_WRITTEN TASK A:_ From the competition page below, list every novelty that MCL-WiC is said to bring compared with other datasets.

***** PASSAGE

CodaLab - Competition

SemEval-2021 Task 2: Multilingual and Cross-lingual Word-in-Context Disambiguation (MCL-WiC)

Organized by Federico_Martelli - Current server time: April 2, 2025, 6:46 p.m. UTC

Evaluation

Jan. 10, 2021, midnight UTC

Current

Post Evaluation

Feb. 1, 2021, midnight UTC

End

Competition Ends

Never

Overview
Evaluation
Terms and Conditions

Multilingual and Cross-lingual Word-in-Context Disambiguation

Introduction

Over recent years, computational lexical semantics has seen a surge of interest in a wide range of approaches, from multi-prototype embeddings to sense-based and contextualized embeddings, all aimed at providing some form of representation and understanding of a word in context. However, evaluating such a variety of approaches in a single framework is not easy. For instance, traditional Word Sense Disambiguation (WSD) fails to test latent representations unless these are linked to explicit sense inventories such as WordNet and BabelNet. To address this limitation, we propose a innovative common evaluation benchmark which allows to measure and compare the performance of the aforementioned context-based approaches. In this task, we will follow and extend Pilhevar and Camacho-Collados (2019), who proposed a benchmark consisting of semi-automatically-annotated English sentence pairs, which requires systems to determine whether a word occurring in two different sentences is used with the same meaning or not, without relying on a pre-defined sense inventory.

Task overview

Multilingual and Cross-lingual Word-in-Context Disambiguation (MCL-WiC) is the first SemEval task for Word-in-Context disambiguation which tackles the challenge of capturing the polysemous nature of words without relying on a fixed sense inventory in a multilingual and cross-lingual setting. MCL-WiC provides a single high-quality framework for the performance evaluation of a wide range of approaches aimed at evaluating the capability of a system to deeply understand word meaning. Compared to other datasets, MCL-WiC brings the following novelties:

it addresses multilinguality and cross-linguality,
it provides coverage of all parts of speech, and
it covers a high number of domains and genres.

**********

_WRITTEN TASK B:_ Copy the record that follows line for line, leaving out the picture.

***** ENTRIES PROVIDED

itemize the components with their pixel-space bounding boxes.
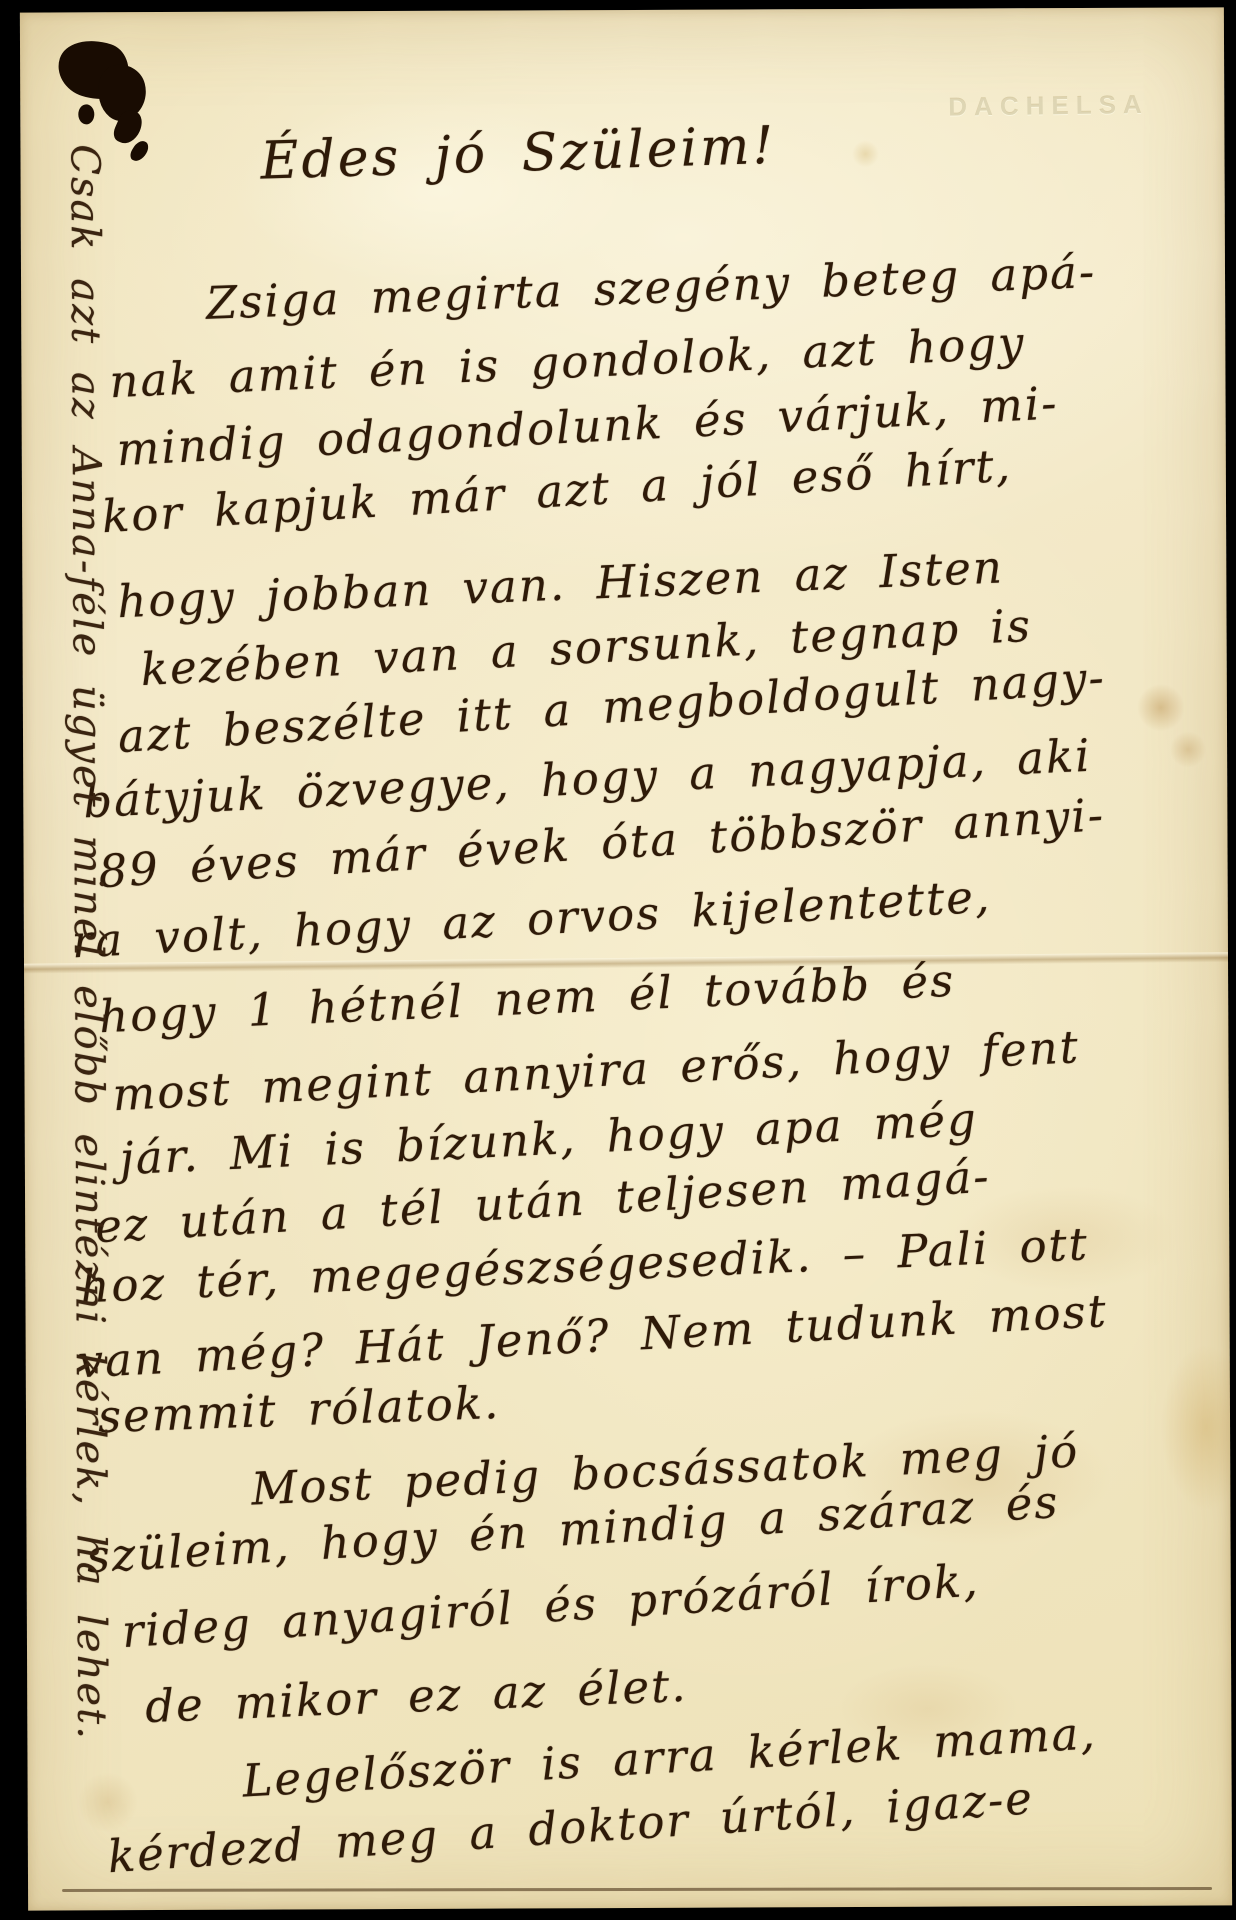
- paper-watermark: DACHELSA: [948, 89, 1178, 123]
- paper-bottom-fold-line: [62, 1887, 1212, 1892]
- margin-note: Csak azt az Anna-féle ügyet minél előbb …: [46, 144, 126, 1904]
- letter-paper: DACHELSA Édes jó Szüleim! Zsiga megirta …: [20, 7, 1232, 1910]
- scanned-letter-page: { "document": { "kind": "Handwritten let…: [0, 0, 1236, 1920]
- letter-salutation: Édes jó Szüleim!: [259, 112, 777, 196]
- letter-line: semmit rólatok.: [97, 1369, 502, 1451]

**********

_COMPLETE RESPONSE A:_
- It addresses multilinguality and cross-linguality.
- It provides coverage of all parts of speech.
- It covers a high number of domains and genres.

_COMPLETE RESPONSE B:_
itemize the components with their pixel-space bounding boxes.
- paper-watermark: DACHELSA: [948, 89, 1178, 123]
- paper-bottom-fold-line: [62, 1887, 1212, 1892]
- margin-note: Csak azt az Anna-féle ügyet minél előbb …: [46, 144, 126, 1904]
- letter-paper: DACHELSA Édes jó Szüleim! Zsiga megirta …: [20, 7, 1232, 1910]
- scanned-letter-page: { "document": { "kind": "Handwritten let…: [0, 0, 1236, 1920]
- letter-salutation: Édes jó Szüleim!: [259, 112, 777, 196]
- letter-line: semmit rólatok.: [97, 1369, 502, 1451]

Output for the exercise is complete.